# Stated exercise
Give the listing again exactly, omitting its images.

(Some records)
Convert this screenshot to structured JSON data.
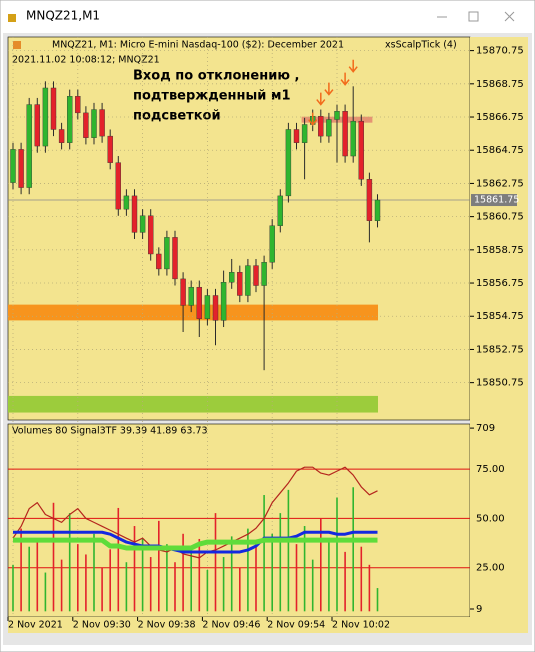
{
  "window": {
    "title": "MNQZ21,M1"
  },
  "chart_data": [
    {
      "type": "candlestick",
      "title": "MNQZ21, M1:  Micro E-mini Nasdaq-100 ($2): December 2021",
      "subtitle": "2021.11.02 10:08:12; MNQZ21",
      "indicator_name": "xsScalpTick (4)",
      "annotation": [
        "Вход по отклонению ,",
        "подтвержденный м1",
        "подсветкой"
      ],
      "categories": [
        "2 Nov 2021",
        null,
        null,
        null,
        null,
        null,
        null,
        null,
        "2 Nov 09:30",
        null,
        null,
        null,
        null,
        null,
        null,
        null,
        "2 Nov 09:38",
        null,
        null,
        null,
        null,
        null,
        null,
        null,
        "2 Nov 09:46",
        null,
        null,
        null,
        null,
        null,
        null,
        null,
        "2 Nov 09:54",
        null,
        null,
        null,
        null,
        null,
        null,
        null,
        "2 Nov 10:02",
        null,
        null,
        null,
        null,
        null
      ],
      "open": [
        15862.8,
        15864.8,
        15862.5,
        15867.5,
        15865.0,
        15868.5,
        15866.0,
        15865.2,
        15868.0,
        15867.0,
        15865.5,
        15867.2,
        15865.6,
        15864.0,
        15861.2,
        15862.0,
        15859.8,
        15860.8,
        15858.5,
        15857.6,
        15859.5,
        15857.0,
        15855.4,
        15856.5,
        15854.6,
        15856.0,
        15854.5,
        15856.8,
        15857.4,
        15856.0,
        15857.8,
        15856.6,
        15858.0,
        15860.2,
        15862.0,
        15866.0,
        15865.2,
        15866.3,
        15866.8,
        15865.6,
        15866.6,
        15867.1,
        15864.4,
        15866.5,
        15863.0,
        15860.5
      ],
      "high": [
        15865.2,
        15865.2,
        15867.9,
        15867.9,
        15868.9,
        15868.9,
        15866.4,
        15868.4,
        15868.4,
        15867.4,
        15867.6,
        15867.6,
        15866.0,
        15864.4,
        15862.4,
        15862.4,
        15861.2,
        15861.2,
        15858.9,
        15859.9,
        15859.9,
        15857.4,
        15856.9,
        15856.9,
        15856.4,
        15856.4,
        15857.5,
        15858.2,
        15857.8,
        15858.2,
        15858.2,
        15858.4,
        15860.6,
        15862.4,
        15866.4,
        15866.4,
        15866.7,
        15867.2,
        15867.2,
        15867.0,
        15867.5,
        15867.5,
        15868.6,
        15866.9,
        15863.4,
        15862.1
      ],
      "low": [
        15862.4,
        15862.1,
        15862.1,
        15864.6,
        15864.6,
        15865.6,
        15864.8,
        15864.8,
        15866.6,
        15865.1,
        15865.1,
        15865.2,
        15863.6,
        15860.8,
        15860.8,
        15859.4,
        15859.4,
        15858.1,
        15857.2,
        15857.2,
        15856.6,
        15853.8,
        15855.0,
        15853.5,
        15854.2,
        15853.0,
        15854.1,
        15856.4,
        15855.6,
        15855.6,
        15856.2,
        15851.5,
        15857.6,
        15859.8,
        15861.6,
        15864.8,
        15863.0,
        15865.9,
        15865.2,
        15865.2,
        15864.0,
        15864.0,
        15864.0,
        15862.6,
        15859.2,
        15860.1
      ],
      "close": [
        15864.8,
        15862.5,
        15867.5,
        15865.0,
        15868.5,
        15866.0,
        15865.2,
        15868.0,
        15867.0,
        15865.5,
        15867.2,
        15865.6,
        15864.0,
        15861.2,
        15862.0,
        15859.8,
        15860.8,
        15858.5,
        15857.6,
        15859.5,
        15857.0,
        15855.4,
        15856.5,
        15854.6,
        15856.0,
        15854.5,
        15856.8,
        15857.4,
        15856.0,
        15857.8,
        15856.6,
        15858.0,
        15860.2,
        15862.0,
        15866.0,
        15865.2,
        15866.3,
        15866.8,
        15865.6,
        15866.6,
        15867.1,
        15864.4,
        15866.5,
        15863.0,
        15860.5,
        15861.75
      ],
      "up_color": "#2fb52f",
      "down_color": "#e3222b",
      "ylim": [
        15848.5,
        15871.57
      ],
      "yticks": [
        15850.75,
        15852.75,
        15854.75,
        15856.75,
        15858.75,
        15860.75,
        15862.75,
        15864.75,
        15866.75,
        15868.75,
        15870.75
      ],
      "last_price": 15861.75,
      "zones": [
        {
          "range": [
            15854.5,
            15855.45
          ],
          "color": "#f7941d"
        },
        {
          "range": [
            15848.95,
            15849.95
          ],
          "color": "#9ccc3c"
        },
        {
          "range": [
            15866.41,
            15866.77
          ],
          "color": "#e07a6a"
        }
      ],
      "signals": {
        "indices": [
          37,
          38,
          39,
          41,
          42
        ],
        "prices": [
          15866.29,
          15867.5,
          15868.1,
          15868.7,
          15869.48
        ],
        "color": "#f26a1b"
      },
      "grid": true
    },
    {
      "type": "indicator",
      "title": "Volumes 80 Signal3TF 39.39 41.89 63.73",
      "series": [
        {
          "values": [
            180,
            320,
            250,
            280,
            150,
            420,
            200,
            380,
            260,
            220,
            300,
            170,
            240,
            400,
            190,
            330,
            280,
            210,
            350,
            260,
            190,
            300,
            240,
            280,
            160,
            380,
            210,
            290,
            170,
            320,
            260,
            450,
            300,
            380,
            470,
            260,
            330,
            200,
            360,
            270,
            440,
            230,
            480,
            250,
            180,
            90
          ],
          "axis": "y2"
        },
        {
          "values": [
            40,
            46,
            55,
            58,
            52,
            50,
            48,
            52,
            55,
            50,
            48,
            46,
            44,
            42,
            40,
            38,
            40,
            36,
            34,
            33,
            35,
            32,
            31,
            30,
            33,
            34,
            36,
            38,
            40,
            42,
            45,
            50,
            58,
            63,
            68,
            74,
            76,
            76,
            73,
            72,
            74,
            76,
            72,
            66,
            62,
            64
          ],
          "color": "#b5261e"
        },
        {
          "values": [
            43,
            43,
            43,
            43,
            43,
            43,
            43,
            43,
            43,
            43,
            43,
            43,
            42,
            40,
            38,
            37,
            36,
            36,
            36,
            35,
            34,
            33,
            33,
            33,
            33,
            33,
            33,
            33,
            33,
            34,
            36,
            40,
            40,
            40,
            40,
            41,
            43,
            43,
            43,
            43,
            42,
            42,
            43,
            43,
            43,
            43
          ],
          "color": "#1428e0"
        },
        {
          "values": [
            39,
            39,
            39,
            39,
            39,
            39,
            39,
            39,
            39,
            39,
            39,
            39,
            36,
            36,
            35,
            35,
            35,
            35,
            35,
            35,
            35,
            35,
            35,
            37,
            38,
            38,
            38,
            38,
            38,
            38,
            38,
            39,
            39,
            39,
            39,
            39,
            39,
            39,
            39,
            39,
            39,
            39,
            39,
            39,
            39,
            39
          ],
          "color": "#5fdc3a"
        }
      ],
      "ylim": [
        0,
        97.4
      ],
      "yticks": [
        {
          "value": 25,
          "label": "25.00"
        },
        {
          "value": 50,
          "label": "50.00"
        },
        {
          "value": 75,
          "label": "75.00"
        }
      ],
      "y2lim": [
        -22,
        721
      ],
      "y2ticks": [
        9,
        709
      ]
    }
  ]
}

# Result of this task
Convert this screenshot to structured JSON data.
{
  "window": {
    "title": "MNQZ21,M1"
  },
  "chart_data": [
    {
      "type": "candlestick",
      "title": "MNQZ21, M1:  Micro E-mini Nasdaq-100 ($2): December 2021",
      "subtitle": "2021.11.02 10:08:12; MNQZ21",
      "indicator_name": "xsScalpTick (4)",
      "annotation": [
        "Вход по отклонению ,",
        "подтвержденный м1",
        "подсветкой"
      ],
      "categories": [
        "2 Nov 2021",
        null,
        null,
        null,
        null,
        null,
        null,
        null,
        "2 Nov 09:30",
        null,
        null,
        null,
        null,
        null,
        null,
        null,
        "2 Nov 09:38",
        null,
        null,
        null,
        null,
        null,
        null,
        null,
        "2 Nov 09:46",
        null,
        null,
        null,
        null,
        null,
        null,
        null,
        "2 Nov 09:54",
        null,
        null,
        null,
        null,
        null,
        null,
        null,
        "2 Nov 10:02",
        null,
        null,
        null,
        null,
        null
      ],
      "open": [
        15862.8,
        15864.8,
        15862.5,
        15867.5,
        15865.0,
        15868.5,
        15866.0,
        15865.2,
        15868.0,
        15867.0,
        15865.5,
        15867.2,
        15865.6,
        15864.0,
        15861.2,
        15862.0,
        15859.8,
        15860.8,
        15858.5,
        15857.6,
        15859.5,
        15857.0,
        15855.4,
        15856.5,
        15854.6,
        15856.0,
        15854.5,
        15856.8,
        15857.4,
        15856.0,
        15857.8,
        15856.6,
        15858.0,
        15860.2,
        15862.0,
        15866.0,
        15865.2,
        15866.3,
        15866.8,
        15865.6,
        15866.6,
        15867.1,
        15864.4,
        15866.5,
        15863.0,
        15860.5
      ],
      "high": [
        15865.2,
        15865.2,
        15867.9,
        15867.9,
        15868.9,
        15868.9,
        15866.4,
        15868.4,
        15868.4,
        15867.4,
        15867.6,
        15867.6,
        15866.0,
        15864.4,
        15862.4,
        15862.4,
        15861.2,
        15861.2,
        15858.9,
        15859.9,
        15859.9,
        15857.4,
        15856.9,
        15856.9,
        15856.4,
        15856.4,
        15857.5,
        15858.2,
        15857.8,
        15858.2,
        15858.2,
        15858.4,
        15860.6,
        15862.4,
        15866.4,
        15866.4,
        15866.7,
        15867.2,
        15867.2,
        15867.0,
        15867.5,
        15867.5,
        15868.6,
        15866.9,
        15863.4,
        15862.1
      ],
      "low": [
        15862.4,
        15862.1,
        15862.1,
        15864.6,
        15864.6,
        15865.6,
        15864.8,
        15864.8,
        15866.6,
        15865.1,
        15865.1,
        15865.2,
        15863.6,
        15860.8,
        15860.8,
        15859.4,
        15859.4,
        15858.1,
        15857.2,
        15857.2,
        15856.6,
        15853.8,
        15855.0,
        15853.5,
        15854.2,
        15853.0,
        15854.1,
        15856.4,
        15855.6,
        15855.6,
        15856.2,
        15851.5,
        15857.6,
        15859.8,
        15861.6,
        15864.8,
        15863.0,
        15865.9,
        15865.2,
        15865.2,
        15864.0,
        15864.0,
        15864.0,
        15862.6,
        15859.2,
        15860.1
      ],
      "close": [
        15864.8,
        15862.5,
        15867.5,
        15865.0,
        15868.5,
        15866.0,
        15865.2,
        15868.0,
        15867.0,
        15865.5,
        15867.2,
        15865.6,
        15864.0,
        15861.2,
        15862.0,
        15859.8,
        15860.8,
        15858.5,
        15857.6,
        15859.5,
        15857.0,
        15855.4,
        15856.5,
        15854.6,
        15856.0,
        15854.5,
        15856.8,
        15857.4,
        15856.0,
        15857.8,
        15856.6,
        15858.0,
        15860.2,
        15862.0,
        15866.0,
        15865.2,
        15866.3,
        15866.8,
        15865.6,
        15866.6,
        15867.1,
        15864.4,
        15866.5,
        15863.0,
        15860.5,
        15861.75
      ],
      "up_color": "#2fb52f",
      "down_color": "#e3222b",
      "ylim": [
        15848.5,
        15871.57
      ],
      "yticks": [
        15850.75,
        15852.75,
        15854.75,
        15856.75,
        15858.75,
        15860.75,
        15862.75,
        15864.75,
        15866.75,
        15868.75,
        15870.75
      ],
      "last_price": 15861.75,
      "zones": [
        {
          "range": [
            15854.5,
            15855.45
          ],
          "color": "#f7941d"
        },
        {
          "range": [
            15848.95,
            15849.95
          ],
          "color": "#9ccc3c"
        },
        {
          "range": [
            15866.41,
            15866.77
          ],
          "color": "#e07a6a"
        }
      ],
      "signals": {
        "indices": [
          37,
          38,
          39,
          41,
          42
        ],
        "prices": [
          15866.29,
          15867.5,
          15868.1,
          15868.7,
          15869.48
        ],
        "color": "#f26a1b"
      },
      "grid": true
    },
    {
      "type": "indicator",
      "title": "Volumes 80 Signal3TF 39.39 41.89 63.73",
      "series": [
        {
          "values": [
            180,
            320,
            250,
            280,
            150,
            420,
            200,
            380,
            260,
            220,
            300,
            170,
            240,
            400,
            190,
            330,
            280,
            210,
            350,
            260,
            190,
            300,
            240,
            280,
            160,
            380,
            210,
            290,
            170,
            320,
            260,
            450,
            300,
            380,
            470,
            260,
            330,
            200,
            360,
            270,
            440,
            230,
            480,
            250,
            180,
            90
          ],
          "axis": "y2"
        },
        {
          "values": [
            40,
            46,
            55,
            58,
            52,
            50,
            48,
            52,
            55,
            50,
            48,
            46,
            44,
            42,
            40,
            38,
            40,
            36,
            34,
            33,
            35,
            32,
            31,
            30,
            33,
            34,
            36,
            38,
            40,
            42,
            45,
            50,
            58,
            63,
            68,
            74,
            76,
            76,
            73,
            72,
            74,
            76,
            72,
            66,
            62,
            64
          ],
          "color": "#b5261e"
        },
        {
          "values": [
            43,
            43,
            43,
            43,
            43,
            43,
            43,
            43,
            43,
            43,
            43,
            43,
            42,
            40,
            38,
            37,
            36,
            36,
            36,
            35,
            34,
            33,
            33,
            33,
            33,
            33,
            33,
            33,
            33,
            34,
            36,
            40,
            40,
            40,
            40,
            41,
            43,
            43,
            43,
            43,
            42,
            42,
            43,
            43,
            43,
            43
          ],
          "color": "#1428e0"
        },
        {
          "values": [
            39,
            39,
            39,
            39,
            39,
            39,
            39,
            39,
            39,
            39,
            39,
            39,
            36,
            36,
            35,
            35,
            35,
            35,
            35,
            35,
            35,
            35,
            35,
            37,
            38,
            38,
            38,
            38,
            38,
            38,
            38,
            39,
            39,
            39,
            39,
            39,
            39,
            39,
            39,
            39,
            39,
            39,
            39,
            39,
            39,
            39
          ],
          "color": "#5fdc3a"
        }
      ],
      "ylim": [
        0,
        97.4
      ],
      "yticks": [
        {
          "value": 25,
          "label": "25.00"
        },
        {
          "value": 50,
          "label": "50.00"
        },
        {
          "value": 75,
          "label": "75.00"
        }
      ],
      "y2lim": [
        -22,
        721
      ],
      "y2ticks": [
        9,
        709
      ]
    }
  ]
}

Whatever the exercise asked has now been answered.